Records from a collection of figures:

▼▼▼

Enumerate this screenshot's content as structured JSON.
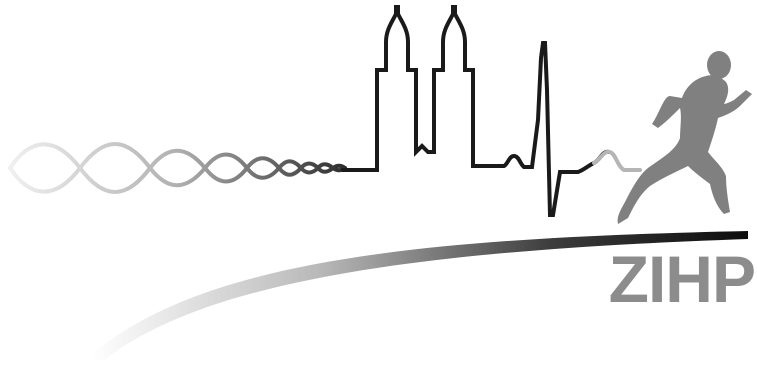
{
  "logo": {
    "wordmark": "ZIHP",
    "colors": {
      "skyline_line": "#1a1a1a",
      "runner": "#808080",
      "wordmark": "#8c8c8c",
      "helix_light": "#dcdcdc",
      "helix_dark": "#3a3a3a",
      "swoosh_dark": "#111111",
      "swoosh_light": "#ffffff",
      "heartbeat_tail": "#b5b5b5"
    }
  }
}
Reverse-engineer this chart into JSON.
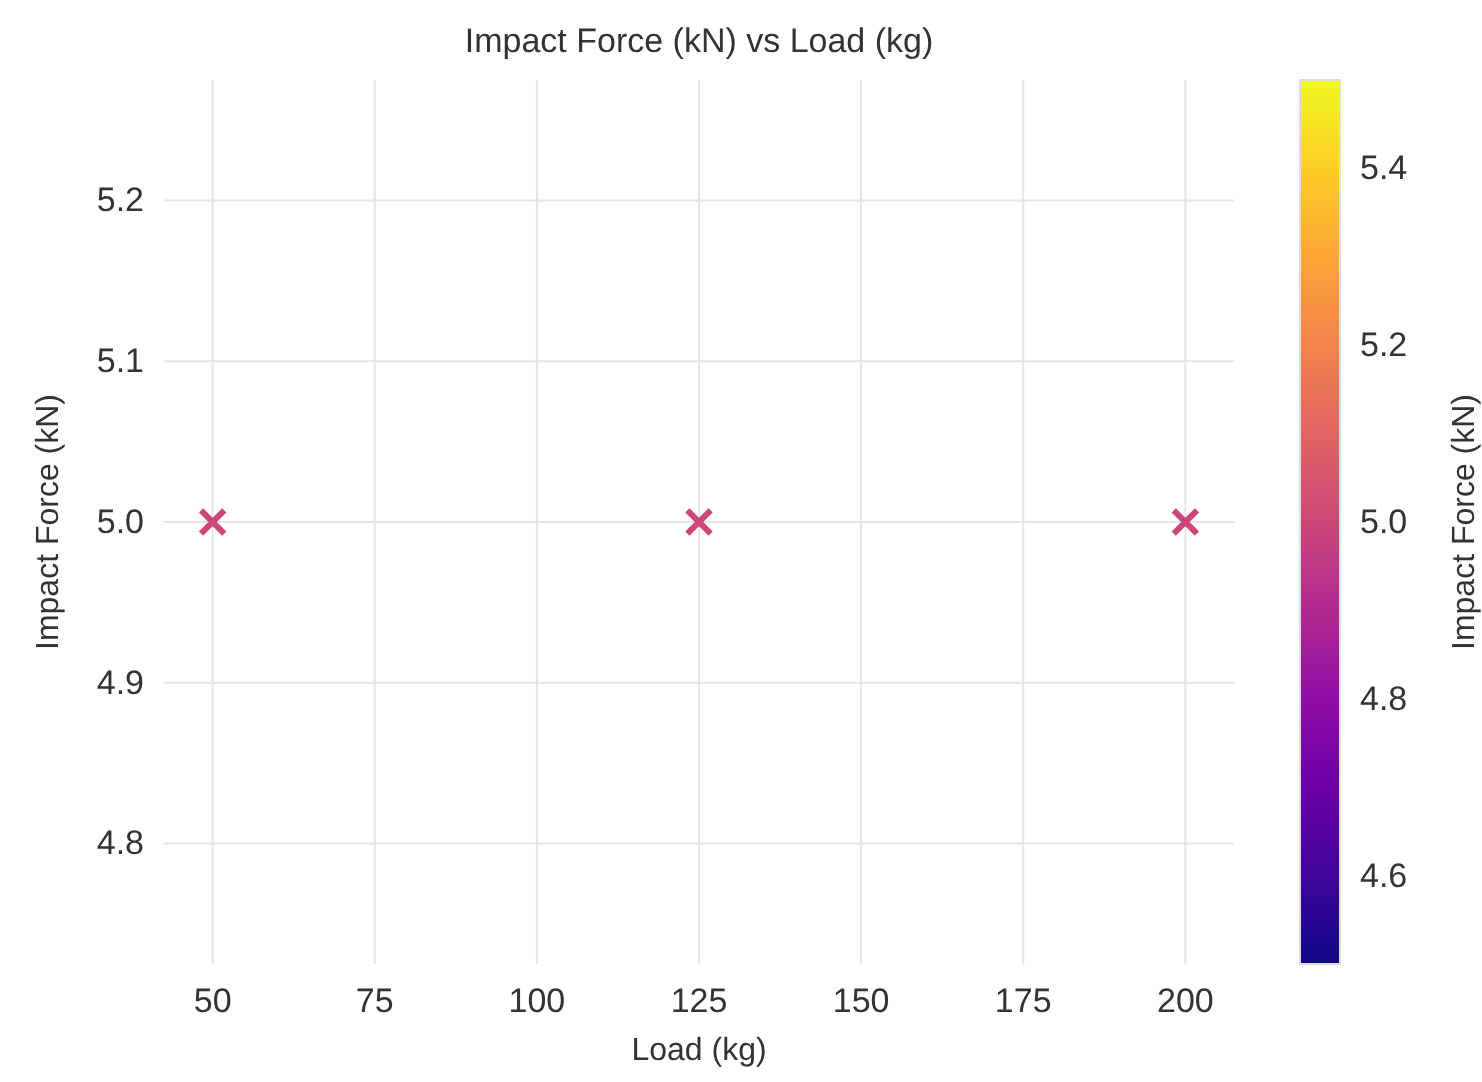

▲▲▲
▼▼▼

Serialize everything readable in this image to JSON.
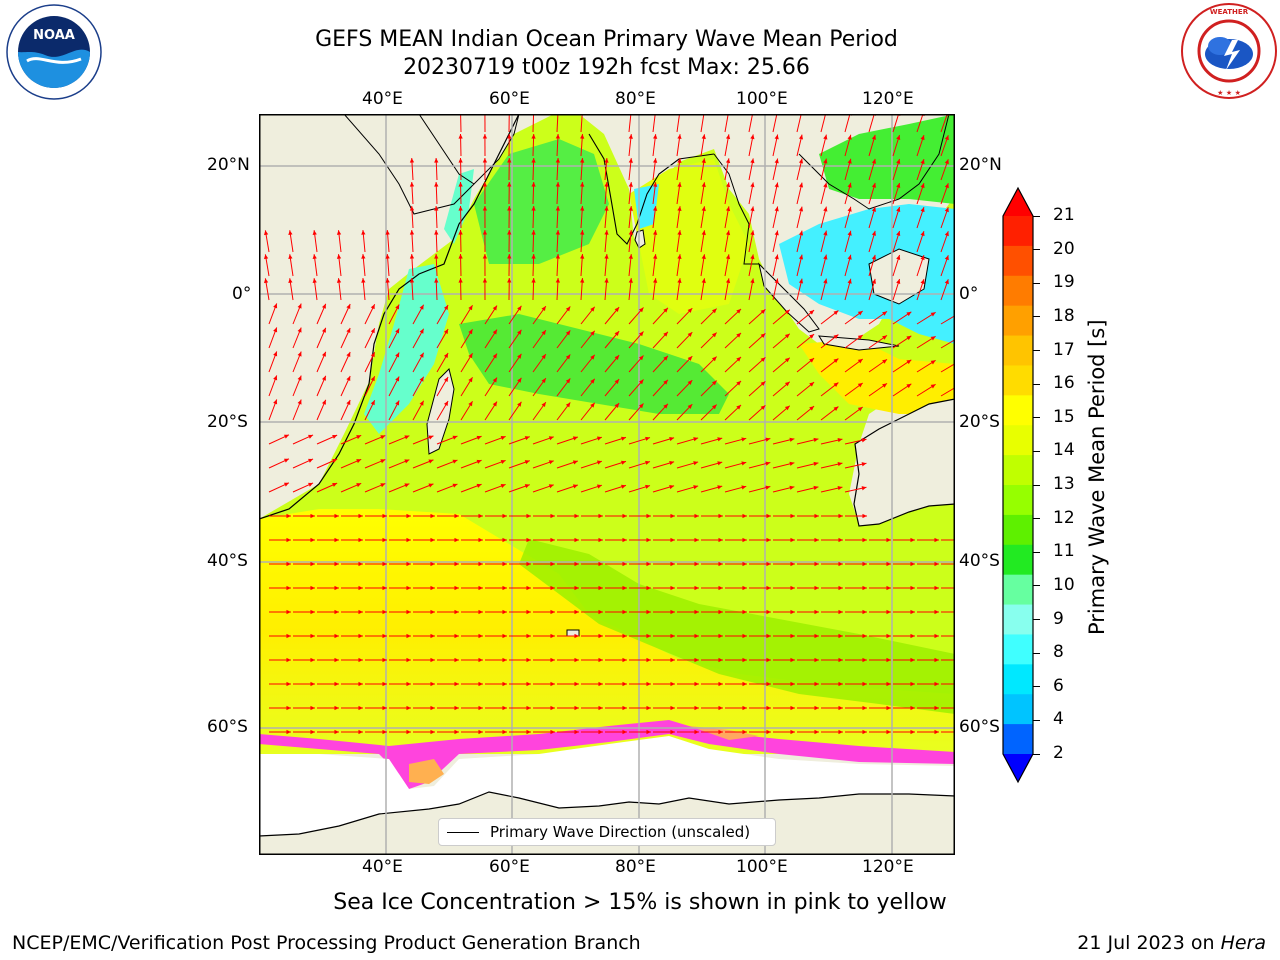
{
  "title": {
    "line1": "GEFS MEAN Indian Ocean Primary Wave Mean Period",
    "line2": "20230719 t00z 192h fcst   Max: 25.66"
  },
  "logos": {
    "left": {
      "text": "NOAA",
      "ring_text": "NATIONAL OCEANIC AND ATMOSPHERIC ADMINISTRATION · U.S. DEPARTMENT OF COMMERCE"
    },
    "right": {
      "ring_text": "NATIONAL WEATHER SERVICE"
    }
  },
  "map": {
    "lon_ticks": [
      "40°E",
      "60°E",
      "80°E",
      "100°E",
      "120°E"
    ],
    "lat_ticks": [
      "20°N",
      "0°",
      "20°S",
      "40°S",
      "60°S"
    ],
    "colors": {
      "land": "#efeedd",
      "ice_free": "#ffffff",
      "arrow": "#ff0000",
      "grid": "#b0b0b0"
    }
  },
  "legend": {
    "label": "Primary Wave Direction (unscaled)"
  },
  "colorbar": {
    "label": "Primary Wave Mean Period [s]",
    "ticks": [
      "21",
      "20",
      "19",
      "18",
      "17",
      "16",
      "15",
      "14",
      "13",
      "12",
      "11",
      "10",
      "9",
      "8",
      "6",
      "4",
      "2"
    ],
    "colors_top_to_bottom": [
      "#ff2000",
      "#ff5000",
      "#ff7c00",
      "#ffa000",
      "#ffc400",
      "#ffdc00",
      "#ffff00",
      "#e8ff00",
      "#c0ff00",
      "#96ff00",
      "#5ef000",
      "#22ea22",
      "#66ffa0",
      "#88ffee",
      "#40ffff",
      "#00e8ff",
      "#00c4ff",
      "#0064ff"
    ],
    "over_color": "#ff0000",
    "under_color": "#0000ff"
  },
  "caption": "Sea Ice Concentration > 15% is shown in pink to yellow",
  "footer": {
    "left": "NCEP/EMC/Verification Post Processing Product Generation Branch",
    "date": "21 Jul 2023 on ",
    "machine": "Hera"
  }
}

▲▲▲
▼▼▼

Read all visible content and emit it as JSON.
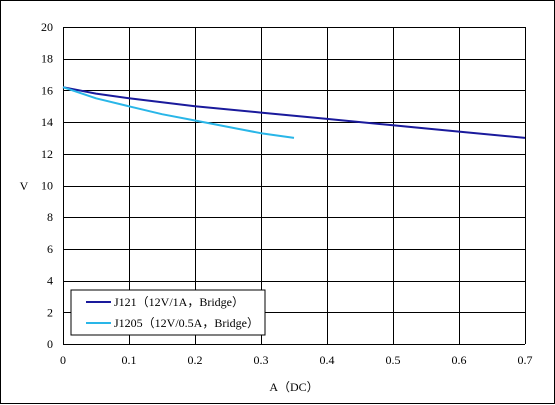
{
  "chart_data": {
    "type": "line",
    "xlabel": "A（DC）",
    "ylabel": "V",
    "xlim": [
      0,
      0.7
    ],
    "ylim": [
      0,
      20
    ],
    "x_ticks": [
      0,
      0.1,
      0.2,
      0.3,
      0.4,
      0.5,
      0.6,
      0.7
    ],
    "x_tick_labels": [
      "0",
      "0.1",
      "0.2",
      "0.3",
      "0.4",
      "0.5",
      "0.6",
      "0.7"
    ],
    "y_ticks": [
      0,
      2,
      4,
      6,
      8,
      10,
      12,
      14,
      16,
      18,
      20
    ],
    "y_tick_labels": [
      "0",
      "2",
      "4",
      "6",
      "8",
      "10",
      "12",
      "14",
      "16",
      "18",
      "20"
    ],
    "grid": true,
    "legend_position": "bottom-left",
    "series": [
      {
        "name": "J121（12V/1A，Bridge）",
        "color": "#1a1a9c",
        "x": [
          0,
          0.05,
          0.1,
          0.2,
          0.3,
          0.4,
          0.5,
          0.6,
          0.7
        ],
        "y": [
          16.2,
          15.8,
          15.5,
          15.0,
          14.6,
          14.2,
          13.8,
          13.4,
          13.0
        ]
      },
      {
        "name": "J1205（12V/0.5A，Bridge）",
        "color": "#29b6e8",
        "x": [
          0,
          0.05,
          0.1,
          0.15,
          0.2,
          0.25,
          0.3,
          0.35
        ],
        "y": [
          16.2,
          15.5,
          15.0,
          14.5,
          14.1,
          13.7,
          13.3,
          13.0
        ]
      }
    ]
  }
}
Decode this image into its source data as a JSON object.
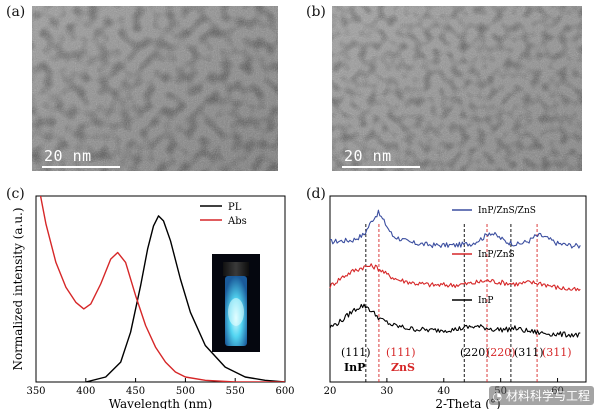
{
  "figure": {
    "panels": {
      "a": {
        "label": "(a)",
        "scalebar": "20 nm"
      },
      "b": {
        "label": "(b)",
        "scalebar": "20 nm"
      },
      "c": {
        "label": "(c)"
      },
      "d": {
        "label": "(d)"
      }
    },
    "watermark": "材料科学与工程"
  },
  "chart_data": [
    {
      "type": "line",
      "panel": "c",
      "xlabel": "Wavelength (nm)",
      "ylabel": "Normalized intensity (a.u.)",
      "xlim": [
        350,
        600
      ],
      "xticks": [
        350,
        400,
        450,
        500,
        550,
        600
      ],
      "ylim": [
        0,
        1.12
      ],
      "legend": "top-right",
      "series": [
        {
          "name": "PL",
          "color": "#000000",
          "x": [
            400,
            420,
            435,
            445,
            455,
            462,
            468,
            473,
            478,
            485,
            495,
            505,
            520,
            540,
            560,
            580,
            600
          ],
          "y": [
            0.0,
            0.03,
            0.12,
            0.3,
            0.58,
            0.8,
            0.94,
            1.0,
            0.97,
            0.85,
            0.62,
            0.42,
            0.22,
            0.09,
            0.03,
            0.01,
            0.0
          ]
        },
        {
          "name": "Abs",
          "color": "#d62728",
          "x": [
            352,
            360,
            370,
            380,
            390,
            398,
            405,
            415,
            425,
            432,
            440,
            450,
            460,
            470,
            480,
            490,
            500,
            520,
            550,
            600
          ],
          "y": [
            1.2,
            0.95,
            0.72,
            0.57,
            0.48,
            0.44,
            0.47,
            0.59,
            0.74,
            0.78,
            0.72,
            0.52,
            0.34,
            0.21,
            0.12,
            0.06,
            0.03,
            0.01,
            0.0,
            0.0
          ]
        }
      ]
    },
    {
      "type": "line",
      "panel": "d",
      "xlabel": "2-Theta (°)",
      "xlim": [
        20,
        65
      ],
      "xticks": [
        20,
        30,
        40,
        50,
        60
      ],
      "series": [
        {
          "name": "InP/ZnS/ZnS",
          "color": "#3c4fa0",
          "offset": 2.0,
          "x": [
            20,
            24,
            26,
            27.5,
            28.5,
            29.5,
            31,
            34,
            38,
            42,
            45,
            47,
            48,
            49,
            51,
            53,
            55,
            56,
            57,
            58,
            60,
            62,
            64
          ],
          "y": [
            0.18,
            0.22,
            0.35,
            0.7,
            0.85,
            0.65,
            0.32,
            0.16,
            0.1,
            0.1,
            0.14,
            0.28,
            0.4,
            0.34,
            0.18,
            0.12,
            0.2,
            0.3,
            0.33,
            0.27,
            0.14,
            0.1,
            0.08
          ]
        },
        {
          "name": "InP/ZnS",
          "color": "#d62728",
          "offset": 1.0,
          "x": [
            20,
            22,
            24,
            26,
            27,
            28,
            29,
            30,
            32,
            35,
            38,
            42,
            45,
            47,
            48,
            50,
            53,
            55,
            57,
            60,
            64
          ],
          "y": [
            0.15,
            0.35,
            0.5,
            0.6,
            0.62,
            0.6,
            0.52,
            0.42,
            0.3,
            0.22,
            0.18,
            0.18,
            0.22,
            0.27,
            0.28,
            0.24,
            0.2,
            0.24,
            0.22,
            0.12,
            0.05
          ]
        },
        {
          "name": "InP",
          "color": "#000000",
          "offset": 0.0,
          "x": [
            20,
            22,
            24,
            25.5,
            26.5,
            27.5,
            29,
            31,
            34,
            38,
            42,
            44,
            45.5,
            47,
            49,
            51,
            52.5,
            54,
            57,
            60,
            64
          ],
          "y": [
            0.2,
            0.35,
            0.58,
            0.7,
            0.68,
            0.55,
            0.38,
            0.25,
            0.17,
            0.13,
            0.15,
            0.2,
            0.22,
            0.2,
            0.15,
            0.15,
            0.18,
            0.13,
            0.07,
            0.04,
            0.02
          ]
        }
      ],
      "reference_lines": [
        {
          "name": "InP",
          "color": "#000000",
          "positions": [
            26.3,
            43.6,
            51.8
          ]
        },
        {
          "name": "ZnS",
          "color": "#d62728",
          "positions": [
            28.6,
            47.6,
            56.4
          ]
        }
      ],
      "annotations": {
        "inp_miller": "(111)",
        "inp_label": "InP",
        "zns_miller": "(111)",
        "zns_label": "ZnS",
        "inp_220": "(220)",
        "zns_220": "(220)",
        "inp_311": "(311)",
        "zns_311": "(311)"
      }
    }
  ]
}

▲▲▲

(WRITTEN REQUEST):
Nothing but the lines from the one with "Enumerate this screenshot's" through the one with "Reverse-engineer this chart into JSON." is to be copied, exactly and ends included. Leave pictures out.

(TASK ANSWER):
Enumerate this screenshot's content as structured JSON.
{
  "logo": {
    "wordmark": "ZIHP",
    "colors": {
      "skyline_line": "#1a1a1a",
      "runner": "#808080",
      "wordmark": "#8c8c8c",
      "helix_light": "#dcdcdc",
      "helix_dark": "#3a3a3a",
      "swoosh_dark": "#111111",
      "swoosh_light": "#ffffff",
      "heartbeat_tail": "#b5b5b5"
    }
  }
}
Reverse-engineer this chart into JSON.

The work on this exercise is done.